_Your objective_
Gather all lines containing the string "parametri" and copy them out.

_Task data_

------------------------------

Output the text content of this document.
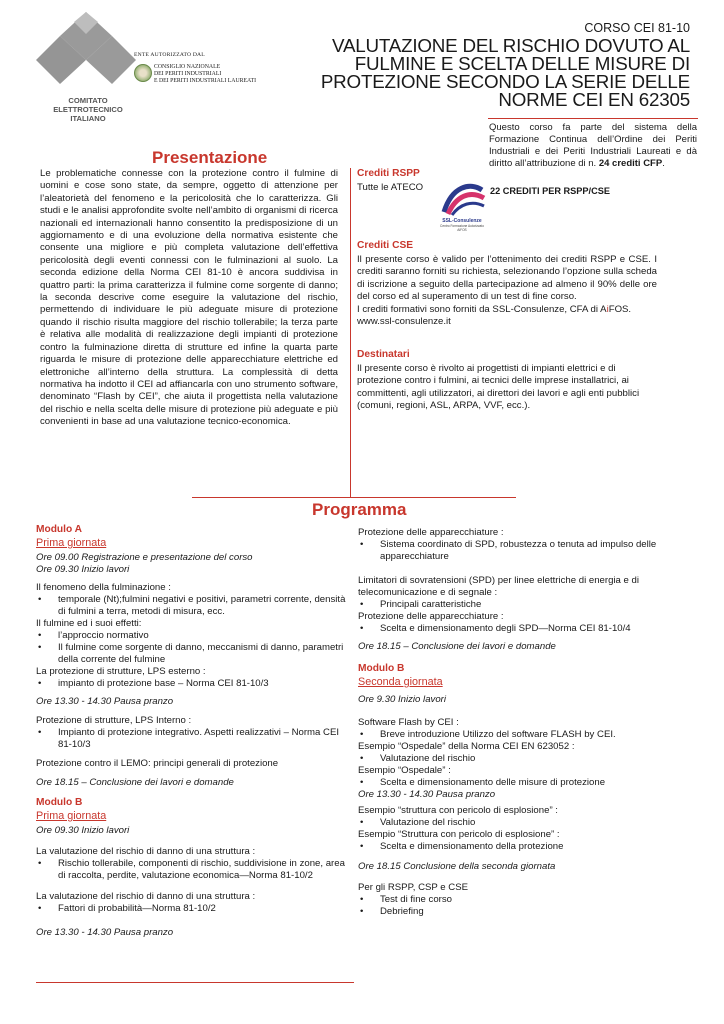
COMITATO
ELETTROTECNICO
ITALIANO
ENTE AUTORIZZATO DAL
CONSIGLIO NAZIONALE
DEI PERITI INDUSTRIALI
E DEI PERITI INDUSTRIALI LAUREATI
CORSO CEI 81-10
VALUTAZIONE DEL RISCHIO DOVUTO AL
FULMINE E SCELTA DELLE MISURE DI
PROTEZIONE SECONDO LA SERIE DELLE
NORME CEI EN 62305
Questo corso fa parte del sistema della Formazione Continua dell’Ordine dei Periti Industriali e dei Periti Industriali Laureati e dà diritto all’attribuzione di n. 24 crediti CFP.
Presentazione
Le problematiche connesse con la protezione contro il fulmine di uomini e cose sono state, da sempre, oggetto di attenzione per l’aleatorietà del fenomeno e la pericolosità che lo caratterizza. Gli studi e le analisi approfondite svolte nell’ambito di organismi di ricerca nazionali ed internazionali hanno consentito la predisposizione di un aggiornamento e di una evoluzione della normativa esistente che consente una migliore e più completa valutazione dell’effettiva pericolosità degli eventi connessi con le fulminazioni al suolo. La seconda edizione della Norma CEI 81-10 è ancora suddivisa in quattro parti: la prima caratterizza il fulmine come sorgente di danno; la seconda descrive come eseguire la valutazione del rischio, permettendo di individuare le più adeguate misure di protezione quando il rischio risulta maggiore del rischio tollerabile; la terza parte è relativa alle modalità di realizzazione degli impianti di protezione contro la fulminazione diretta di strutture ed infine la quarta parte riguarda le misure di protezione delle apparecchiature elettriche ed elettroniche all’interno della struttura. La complessità di detta normativa ha indotto il CEI ad affiancarla con uno strumento software, denominato “Flash by CEI”, che aiuta il progettista nella valutazione del rischio e nella scelta delle misure di protezione più adeguate e più convenienti in base ad una valutazione tecnico-economica.
Crediti RSPP
Tutte le ATECO
SSL-Consulenze
Centro Formazione Autorizzato
AiFOS
22 CREDITI PER RSPP/CSE
Crediti CSE
Il presente corso è valido per l’ottenimento dei crediti RSPP e CSE. I crediti saranno forniti su richiesta, selezionando l’opzione sulla scheda di iscrizione a seguito della partecipazione ad almeno il 90% delle ore del corso ed al superamento di un test di fine corso.
I crediti formativi sono forniti da SSL-Consulenze, CFA di AiFOS.
www.ssl-consulenze.it
Destinatari
Il presente corso è rivolto ai progettisti di impianti elettrici e di protezione contro i fulmini, ai tecnici delle imprese installatrici, ai committenti, agli utilizzatori, ai direttori dei lavori e agli enti pubblici (comuni, regioni, ASL, ARPA, VVF, ecc.).
Programma
Modulo A
Prima giornata
Ore 09.00 Registrazione e presentazione del corso
Ore 09.30 Inizio lavori
Il fenomeno della fulminazione :
• temporale (Nt);fulmini negativi e positivi, parametri corrente, densità di fulmini a terra, metodi di misura, ecc.
Il fulmine ed i suoi effetti:
• l’approccio normativo
• Il fulmine come sorgente di danno, meccanismi di danno, parametri della corrente del fulmine
La protezione di strutture, LPS esterno :
• impianto di protezione base – Norma CEI 81-10/3
Ore 13.30 - 14.30 Pausa pranzo
Protezione di strutture, LPS Interno :
• Impianto di protezione integrativo. Aspetti realizzativi – Norma CEI 81-10/3
Protezione contro il LEMO: principi generali di protezione
Ore 18.15 – Conclusione dei lavori e domande
Modulo B
Prima giornata
Ore 09.30 Inizio lavori
La valutazione del rischio di danno di una struttura :
• Rischio tollerabile, componenti di rischio, suddivisione in zone, area di raccolta, perdite, valutazione economica—Norma 81-10/2
La valutazione del rischio di danno di una struttura :
• Fattori di probabilità—Norma 81-10/2
Ore 13.30 - 14.30 Pausa pranzo
Protezione delle apparecchiature :
• Sistema coordinato di SPD, robustezza o tenuta ad impulso delle apparecchiature
Limitatori di sovratensioni (SPD) per linee elettriche di energia e di telecomunicazione e di segnale :
• Principali caratteristiche
Protezione delle apparecchiature :
• Scelta e dimensionamento degli SPD—Norma CEI 81-10/4
Ore 18.15 – Conclusione dei lavori e domande
Modulo B
Seconda giornata
Ore 9.30 Inizio lavori
Software Flash by CEI :
• Breve introduzione Utilizzo del software FLASH by CEI.
Esempio “Ospedale” della Norma CEI EN 623052 :
• Valutazione del rischio
Esempio “Ospedale” :
• Scelta e dimensionamento delle misure di protezione
Ore 13.30 - 14.30 Pausa pranzo
Esempio “struttura con pericolo di esplosione” :
• Valutazione del rischio
Esempio “Struttura con pericolo di esplosione” :
• Scelta e dimensionamento della protezione
Ore 18.15 Conclusione della seconda giornata
Per gli RSPP, CSP e CSE
• Test di fine corso
• Debriefing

------------------------------

_Response below_
• temporale (Nt);fulmini negativi e positivi, parametri corrente, densità di fulmini a terra, metodi di misura, ecc.
• Il fulmine come sorgente di danno, meccanismi di danno, parametri della corrente del fulmine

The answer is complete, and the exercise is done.